> [DIRECTIONS FOR THIS TASK] Pull out from the material below all lines with "Confidence".

> [TASK DATA]
####################
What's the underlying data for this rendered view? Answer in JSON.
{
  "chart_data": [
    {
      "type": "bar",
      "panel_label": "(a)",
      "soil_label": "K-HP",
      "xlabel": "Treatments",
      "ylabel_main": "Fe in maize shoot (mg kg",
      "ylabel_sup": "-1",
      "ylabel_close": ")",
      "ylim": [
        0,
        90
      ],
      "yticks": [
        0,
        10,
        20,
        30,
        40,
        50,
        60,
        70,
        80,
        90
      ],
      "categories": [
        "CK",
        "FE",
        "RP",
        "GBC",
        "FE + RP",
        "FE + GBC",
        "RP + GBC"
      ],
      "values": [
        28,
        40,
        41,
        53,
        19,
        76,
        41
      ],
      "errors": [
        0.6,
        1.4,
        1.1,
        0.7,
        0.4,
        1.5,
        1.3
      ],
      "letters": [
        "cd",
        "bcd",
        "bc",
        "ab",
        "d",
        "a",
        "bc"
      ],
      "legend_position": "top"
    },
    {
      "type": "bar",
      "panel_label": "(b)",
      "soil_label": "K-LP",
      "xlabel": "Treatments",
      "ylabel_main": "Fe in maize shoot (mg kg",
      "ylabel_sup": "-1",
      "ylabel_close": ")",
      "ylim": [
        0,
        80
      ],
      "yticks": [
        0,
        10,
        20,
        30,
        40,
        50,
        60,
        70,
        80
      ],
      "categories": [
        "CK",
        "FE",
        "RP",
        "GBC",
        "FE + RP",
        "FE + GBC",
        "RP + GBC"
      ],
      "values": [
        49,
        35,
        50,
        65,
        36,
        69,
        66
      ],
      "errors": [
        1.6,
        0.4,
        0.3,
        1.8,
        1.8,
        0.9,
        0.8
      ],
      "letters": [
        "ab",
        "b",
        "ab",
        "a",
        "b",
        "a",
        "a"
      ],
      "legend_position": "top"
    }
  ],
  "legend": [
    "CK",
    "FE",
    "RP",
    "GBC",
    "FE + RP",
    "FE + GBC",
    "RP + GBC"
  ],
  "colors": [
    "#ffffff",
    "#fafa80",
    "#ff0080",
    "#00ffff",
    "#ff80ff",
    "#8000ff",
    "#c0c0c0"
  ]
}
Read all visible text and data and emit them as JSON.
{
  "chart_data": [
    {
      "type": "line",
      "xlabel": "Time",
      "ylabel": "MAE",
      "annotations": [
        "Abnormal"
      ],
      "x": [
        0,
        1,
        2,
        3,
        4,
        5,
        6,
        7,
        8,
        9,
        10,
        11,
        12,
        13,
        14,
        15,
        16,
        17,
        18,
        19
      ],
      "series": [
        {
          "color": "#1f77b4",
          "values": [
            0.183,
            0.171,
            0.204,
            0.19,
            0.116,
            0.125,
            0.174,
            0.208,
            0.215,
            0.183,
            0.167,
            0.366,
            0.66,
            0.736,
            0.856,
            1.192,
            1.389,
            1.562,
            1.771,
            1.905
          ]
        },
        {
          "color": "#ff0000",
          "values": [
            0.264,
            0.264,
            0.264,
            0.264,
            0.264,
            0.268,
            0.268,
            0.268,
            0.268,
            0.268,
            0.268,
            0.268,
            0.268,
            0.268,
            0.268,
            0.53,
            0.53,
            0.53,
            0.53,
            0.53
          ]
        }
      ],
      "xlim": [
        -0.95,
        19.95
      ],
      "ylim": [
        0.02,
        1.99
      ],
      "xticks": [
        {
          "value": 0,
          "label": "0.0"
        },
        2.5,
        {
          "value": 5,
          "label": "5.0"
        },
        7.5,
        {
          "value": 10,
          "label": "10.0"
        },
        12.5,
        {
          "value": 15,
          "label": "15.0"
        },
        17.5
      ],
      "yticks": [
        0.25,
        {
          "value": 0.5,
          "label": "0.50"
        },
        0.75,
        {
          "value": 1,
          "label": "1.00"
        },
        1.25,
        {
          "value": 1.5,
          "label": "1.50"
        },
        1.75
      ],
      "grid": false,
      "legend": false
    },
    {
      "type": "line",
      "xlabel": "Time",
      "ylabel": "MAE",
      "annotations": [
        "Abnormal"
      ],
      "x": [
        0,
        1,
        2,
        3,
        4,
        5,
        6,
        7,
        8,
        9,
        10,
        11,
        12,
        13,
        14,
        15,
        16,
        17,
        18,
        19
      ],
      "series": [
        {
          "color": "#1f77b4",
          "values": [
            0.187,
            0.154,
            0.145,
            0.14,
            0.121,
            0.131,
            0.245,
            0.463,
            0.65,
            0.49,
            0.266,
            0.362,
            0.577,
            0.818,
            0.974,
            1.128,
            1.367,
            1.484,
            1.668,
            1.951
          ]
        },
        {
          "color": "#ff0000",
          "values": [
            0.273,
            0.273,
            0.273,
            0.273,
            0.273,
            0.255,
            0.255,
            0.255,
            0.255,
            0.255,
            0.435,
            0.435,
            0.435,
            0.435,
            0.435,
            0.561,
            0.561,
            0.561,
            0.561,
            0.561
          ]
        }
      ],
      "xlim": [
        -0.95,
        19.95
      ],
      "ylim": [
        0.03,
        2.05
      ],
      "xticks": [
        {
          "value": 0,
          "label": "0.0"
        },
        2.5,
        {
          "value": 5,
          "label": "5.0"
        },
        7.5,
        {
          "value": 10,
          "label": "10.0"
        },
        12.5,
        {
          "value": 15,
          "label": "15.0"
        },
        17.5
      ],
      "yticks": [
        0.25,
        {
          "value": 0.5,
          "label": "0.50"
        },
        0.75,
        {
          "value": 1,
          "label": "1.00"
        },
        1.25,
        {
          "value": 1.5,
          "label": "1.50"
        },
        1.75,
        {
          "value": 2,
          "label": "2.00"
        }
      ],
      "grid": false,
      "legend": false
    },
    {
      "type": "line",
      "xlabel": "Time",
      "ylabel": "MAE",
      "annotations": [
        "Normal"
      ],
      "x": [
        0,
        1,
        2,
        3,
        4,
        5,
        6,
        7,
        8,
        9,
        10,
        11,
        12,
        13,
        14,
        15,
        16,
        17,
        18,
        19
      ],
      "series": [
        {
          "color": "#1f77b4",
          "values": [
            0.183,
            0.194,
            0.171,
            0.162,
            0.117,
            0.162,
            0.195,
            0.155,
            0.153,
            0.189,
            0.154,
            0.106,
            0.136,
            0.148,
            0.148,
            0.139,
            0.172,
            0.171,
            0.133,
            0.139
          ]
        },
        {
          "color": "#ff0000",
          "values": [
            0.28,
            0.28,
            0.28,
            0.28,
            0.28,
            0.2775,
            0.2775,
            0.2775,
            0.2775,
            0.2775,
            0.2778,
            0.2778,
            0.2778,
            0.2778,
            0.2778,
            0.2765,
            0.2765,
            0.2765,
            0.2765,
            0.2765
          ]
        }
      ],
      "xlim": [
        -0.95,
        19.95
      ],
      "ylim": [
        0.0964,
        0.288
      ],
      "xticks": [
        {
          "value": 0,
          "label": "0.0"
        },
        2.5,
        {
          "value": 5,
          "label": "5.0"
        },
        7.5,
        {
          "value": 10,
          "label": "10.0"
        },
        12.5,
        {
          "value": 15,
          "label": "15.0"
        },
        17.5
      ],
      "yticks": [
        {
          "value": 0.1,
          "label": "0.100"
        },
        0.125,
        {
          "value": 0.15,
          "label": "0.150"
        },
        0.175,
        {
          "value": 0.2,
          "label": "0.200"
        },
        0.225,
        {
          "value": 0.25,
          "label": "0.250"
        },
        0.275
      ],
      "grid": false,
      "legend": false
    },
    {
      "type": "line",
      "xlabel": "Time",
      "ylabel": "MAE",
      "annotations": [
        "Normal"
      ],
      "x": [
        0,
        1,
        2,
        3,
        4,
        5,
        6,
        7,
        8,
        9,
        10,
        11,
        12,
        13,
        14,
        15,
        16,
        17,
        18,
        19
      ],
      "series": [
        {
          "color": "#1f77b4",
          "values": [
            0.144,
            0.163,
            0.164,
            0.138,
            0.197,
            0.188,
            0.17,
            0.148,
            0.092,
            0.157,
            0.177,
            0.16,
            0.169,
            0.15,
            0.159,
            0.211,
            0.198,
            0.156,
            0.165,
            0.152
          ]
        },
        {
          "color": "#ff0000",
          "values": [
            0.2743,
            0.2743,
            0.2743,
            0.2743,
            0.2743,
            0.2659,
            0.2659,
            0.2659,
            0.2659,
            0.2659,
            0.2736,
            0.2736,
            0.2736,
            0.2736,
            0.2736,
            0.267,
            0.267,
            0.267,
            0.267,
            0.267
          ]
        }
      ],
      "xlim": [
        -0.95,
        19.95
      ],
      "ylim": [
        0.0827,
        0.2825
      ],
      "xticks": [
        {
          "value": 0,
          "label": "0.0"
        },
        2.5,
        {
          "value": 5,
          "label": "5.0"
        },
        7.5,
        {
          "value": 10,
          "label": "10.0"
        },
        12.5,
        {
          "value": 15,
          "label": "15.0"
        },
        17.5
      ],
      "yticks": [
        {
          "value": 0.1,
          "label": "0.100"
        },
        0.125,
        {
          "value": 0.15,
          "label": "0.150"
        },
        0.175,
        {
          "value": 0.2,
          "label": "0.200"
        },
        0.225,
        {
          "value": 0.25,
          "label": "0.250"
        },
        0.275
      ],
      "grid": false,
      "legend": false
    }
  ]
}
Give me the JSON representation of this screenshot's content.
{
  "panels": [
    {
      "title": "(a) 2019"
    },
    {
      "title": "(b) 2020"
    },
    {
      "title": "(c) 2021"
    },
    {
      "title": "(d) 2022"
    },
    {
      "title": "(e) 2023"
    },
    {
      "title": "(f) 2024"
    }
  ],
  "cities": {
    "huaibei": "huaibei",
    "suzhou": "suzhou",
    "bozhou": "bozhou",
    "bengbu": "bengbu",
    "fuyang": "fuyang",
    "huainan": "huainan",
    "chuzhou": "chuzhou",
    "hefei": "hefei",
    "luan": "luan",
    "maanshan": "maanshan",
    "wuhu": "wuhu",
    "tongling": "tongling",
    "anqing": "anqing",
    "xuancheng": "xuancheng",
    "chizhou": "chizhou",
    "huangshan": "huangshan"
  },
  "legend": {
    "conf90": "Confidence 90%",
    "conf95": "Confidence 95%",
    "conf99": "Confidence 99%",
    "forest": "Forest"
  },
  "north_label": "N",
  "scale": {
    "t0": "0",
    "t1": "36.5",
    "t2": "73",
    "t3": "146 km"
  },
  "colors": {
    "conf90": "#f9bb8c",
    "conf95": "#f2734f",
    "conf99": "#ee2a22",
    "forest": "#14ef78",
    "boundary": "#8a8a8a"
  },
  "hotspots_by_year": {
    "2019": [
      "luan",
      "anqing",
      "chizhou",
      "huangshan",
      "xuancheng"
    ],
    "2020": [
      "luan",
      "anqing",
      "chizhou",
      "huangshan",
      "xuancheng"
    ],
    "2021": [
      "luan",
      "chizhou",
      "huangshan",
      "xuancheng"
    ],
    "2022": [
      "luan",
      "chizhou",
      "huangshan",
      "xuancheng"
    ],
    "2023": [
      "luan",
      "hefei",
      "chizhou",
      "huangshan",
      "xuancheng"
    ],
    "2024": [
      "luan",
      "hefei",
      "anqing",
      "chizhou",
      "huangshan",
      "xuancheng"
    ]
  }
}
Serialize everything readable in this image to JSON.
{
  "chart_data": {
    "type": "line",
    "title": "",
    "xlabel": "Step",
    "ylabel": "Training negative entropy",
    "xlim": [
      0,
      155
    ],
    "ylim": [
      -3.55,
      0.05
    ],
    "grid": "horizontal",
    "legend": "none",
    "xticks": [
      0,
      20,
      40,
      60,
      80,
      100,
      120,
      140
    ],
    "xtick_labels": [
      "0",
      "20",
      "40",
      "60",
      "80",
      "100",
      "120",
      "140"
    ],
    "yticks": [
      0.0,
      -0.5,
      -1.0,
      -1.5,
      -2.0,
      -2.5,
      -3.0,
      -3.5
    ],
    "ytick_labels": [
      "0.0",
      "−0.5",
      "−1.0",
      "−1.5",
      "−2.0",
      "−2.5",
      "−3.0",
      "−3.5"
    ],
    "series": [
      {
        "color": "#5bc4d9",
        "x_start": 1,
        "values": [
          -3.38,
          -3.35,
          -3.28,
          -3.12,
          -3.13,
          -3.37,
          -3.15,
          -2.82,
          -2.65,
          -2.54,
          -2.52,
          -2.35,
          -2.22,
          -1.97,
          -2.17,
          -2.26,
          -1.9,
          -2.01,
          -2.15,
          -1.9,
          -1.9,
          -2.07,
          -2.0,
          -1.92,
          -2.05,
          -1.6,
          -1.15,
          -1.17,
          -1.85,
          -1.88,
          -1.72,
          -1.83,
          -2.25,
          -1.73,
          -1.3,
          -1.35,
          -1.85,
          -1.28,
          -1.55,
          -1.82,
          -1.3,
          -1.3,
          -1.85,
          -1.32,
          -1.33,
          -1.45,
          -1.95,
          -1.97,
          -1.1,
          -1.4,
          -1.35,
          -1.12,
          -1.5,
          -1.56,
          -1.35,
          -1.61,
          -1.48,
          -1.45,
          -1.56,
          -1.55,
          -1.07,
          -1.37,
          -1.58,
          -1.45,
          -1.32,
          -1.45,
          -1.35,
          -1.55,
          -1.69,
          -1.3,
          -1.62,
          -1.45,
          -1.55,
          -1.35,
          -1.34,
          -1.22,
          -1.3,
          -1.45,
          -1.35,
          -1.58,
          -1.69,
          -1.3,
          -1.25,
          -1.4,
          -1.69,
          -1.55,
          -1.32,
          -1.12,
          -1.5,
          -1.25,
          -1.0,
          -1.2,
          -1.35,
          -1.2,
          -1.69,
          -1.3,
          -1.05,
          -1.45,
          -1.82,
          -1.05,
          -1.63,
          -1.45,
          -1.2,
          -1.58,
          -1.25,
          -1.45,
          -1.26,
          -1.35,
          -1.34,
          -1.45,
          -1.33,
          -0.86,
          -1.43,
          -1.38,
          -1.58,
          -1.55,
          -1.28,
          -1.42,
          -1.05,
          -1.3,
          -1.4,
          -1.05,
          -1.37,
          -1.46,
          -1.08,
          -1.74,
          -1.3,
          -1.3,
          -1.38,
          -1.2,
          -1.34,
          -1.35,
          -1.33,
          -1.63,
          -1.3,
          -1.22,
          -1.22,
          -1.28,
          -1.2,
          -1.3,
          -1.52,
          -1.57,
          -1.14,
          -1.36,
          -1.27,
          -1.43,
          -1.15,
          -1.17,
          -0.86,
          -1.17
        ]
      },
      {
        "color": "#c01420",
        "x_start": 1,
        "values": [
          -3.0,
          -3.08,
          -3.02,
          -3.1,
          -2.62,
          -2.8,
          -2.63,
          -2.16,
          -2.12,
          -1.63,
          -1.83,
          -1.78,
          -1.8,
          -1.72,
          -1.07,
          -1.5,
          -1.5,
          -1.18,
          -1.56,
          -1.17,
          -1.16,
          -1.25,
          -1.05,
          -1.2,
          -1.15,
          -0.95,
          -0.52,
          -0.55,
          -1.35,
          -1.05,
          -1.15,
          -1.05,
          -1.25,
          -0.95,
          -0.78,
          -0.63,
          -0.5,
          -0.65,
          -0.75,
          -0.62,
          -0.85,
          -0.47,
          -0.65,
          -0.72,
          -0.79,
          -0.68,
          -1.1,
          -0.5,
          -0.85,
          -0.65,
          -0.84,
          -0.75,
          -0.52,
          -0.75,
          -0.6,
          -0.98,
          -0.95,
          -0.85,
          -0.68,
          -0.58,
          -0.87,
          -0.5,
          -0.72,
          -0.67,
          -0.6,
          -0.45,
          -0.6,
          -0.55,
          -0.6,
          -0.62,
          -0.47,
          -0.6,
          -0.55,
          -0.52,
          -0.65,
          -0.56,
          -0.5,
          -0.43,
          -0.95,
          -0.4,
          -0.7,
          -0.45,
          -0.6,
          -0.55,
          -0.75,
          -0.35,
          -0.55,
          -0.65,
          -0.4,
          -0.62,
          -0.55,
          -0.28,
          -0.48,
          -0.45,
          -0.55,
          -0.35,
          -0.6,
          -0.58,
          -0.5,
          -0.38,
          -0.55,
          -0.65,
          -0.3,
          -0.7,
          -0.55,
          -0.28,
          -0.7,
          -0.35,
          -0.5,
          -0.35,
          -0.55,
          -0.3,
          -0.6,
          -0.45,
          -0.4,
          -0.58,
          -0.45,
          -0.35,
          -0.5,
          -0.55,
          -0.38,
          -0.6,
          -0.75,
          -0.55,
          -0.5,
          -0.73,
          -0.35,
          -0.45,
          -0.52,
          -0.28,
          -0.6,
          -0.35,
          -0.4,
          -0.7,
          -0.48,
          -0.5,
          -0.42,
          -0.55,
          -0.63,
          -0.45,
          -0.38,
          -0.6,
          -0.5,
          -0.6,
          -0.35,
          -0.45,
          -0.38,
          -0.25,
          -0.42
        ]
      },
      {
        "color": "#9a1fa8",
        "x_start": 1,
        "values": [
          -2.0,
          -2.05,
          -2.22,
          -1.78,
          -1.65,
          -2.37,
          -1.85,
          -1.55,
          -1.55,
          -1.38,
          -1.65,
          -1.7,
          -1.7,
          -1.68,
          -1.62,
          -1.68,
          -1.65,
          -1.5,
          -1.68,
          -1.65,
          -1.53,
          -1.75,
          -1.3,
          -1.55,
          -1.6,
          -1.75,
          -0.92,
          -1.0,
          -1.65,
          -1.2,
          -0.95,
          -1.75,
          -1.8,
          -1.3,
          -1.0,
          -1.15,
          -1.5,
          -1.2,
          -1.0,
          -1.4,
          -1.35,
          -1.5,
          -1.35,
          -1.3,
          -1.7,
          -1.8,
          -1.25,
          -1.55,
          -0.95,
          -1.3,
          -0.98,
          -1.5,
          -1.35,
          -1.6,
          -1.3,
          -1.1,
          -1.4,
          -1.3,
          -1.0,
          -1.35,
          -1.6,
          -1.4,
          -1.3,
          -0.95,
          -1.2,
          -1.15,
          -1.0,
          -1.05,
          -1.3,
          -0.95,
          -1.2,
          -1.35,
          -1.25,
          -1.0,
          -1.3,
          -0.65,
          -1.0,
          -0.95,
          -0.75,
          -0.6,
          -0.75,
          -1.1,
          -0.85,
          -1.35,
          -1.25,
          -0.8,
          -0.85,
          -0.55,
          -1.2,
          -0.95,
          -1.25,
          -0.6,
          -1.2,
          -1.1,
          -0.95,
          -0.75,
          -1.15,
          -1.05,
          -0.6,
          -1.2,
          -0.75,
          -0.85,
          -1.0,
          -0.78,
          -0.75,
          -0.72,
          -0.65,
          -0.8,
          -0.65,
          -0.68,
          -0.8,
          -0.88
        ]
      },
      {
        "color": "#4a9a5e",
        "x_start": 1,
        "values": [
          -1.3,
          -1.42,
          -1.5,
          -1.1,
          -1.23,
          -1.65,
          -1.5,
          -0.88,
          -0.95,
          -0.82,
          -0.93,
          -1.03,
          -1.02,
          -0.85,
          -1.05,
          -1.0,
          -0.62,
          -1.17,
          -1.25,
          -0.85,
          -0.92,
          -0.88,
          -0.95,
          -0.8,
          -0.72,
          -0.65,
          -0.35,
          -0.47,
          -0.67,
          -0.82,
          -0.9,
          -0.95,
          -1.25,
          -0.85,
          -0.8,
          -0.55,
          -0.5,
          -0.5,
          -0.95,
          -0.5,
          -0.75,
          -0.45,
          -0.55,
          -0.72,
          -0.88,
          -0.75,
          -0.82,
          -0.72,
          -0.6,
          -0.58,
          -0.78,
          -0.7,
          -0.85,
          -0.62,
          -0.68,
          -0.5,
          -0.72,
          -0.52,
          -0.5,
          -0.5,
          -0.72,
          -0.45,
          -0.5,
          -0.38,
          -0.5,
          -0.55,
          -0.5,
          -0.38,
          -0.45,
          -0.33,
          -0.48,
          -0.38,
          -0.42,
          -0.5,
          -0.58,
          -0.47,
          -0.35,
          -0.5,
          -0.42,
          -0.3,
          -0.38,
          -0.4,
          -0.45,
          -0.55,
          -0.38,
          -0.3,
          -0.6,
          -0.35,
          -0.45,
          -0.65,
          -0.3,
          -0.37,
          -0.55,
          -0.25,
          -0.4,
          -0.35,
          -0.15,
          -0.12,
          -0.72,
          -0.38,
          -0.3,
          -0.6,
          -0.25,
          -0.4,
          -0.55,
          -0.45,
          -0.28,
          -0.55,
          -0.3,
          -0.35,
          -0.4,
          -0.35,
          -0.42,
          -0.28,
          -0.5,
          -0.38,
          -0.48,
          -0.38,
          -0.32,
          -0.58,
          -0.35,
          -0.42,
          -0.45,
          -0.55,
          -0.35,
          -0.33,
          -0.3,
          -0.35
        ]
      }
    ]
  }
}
####################
> [WORKED SOLUTION]
    "conf90": "Confidence 90%",
    "conf95": "Confidence 95%",
    "conf99": "Confidence 99%",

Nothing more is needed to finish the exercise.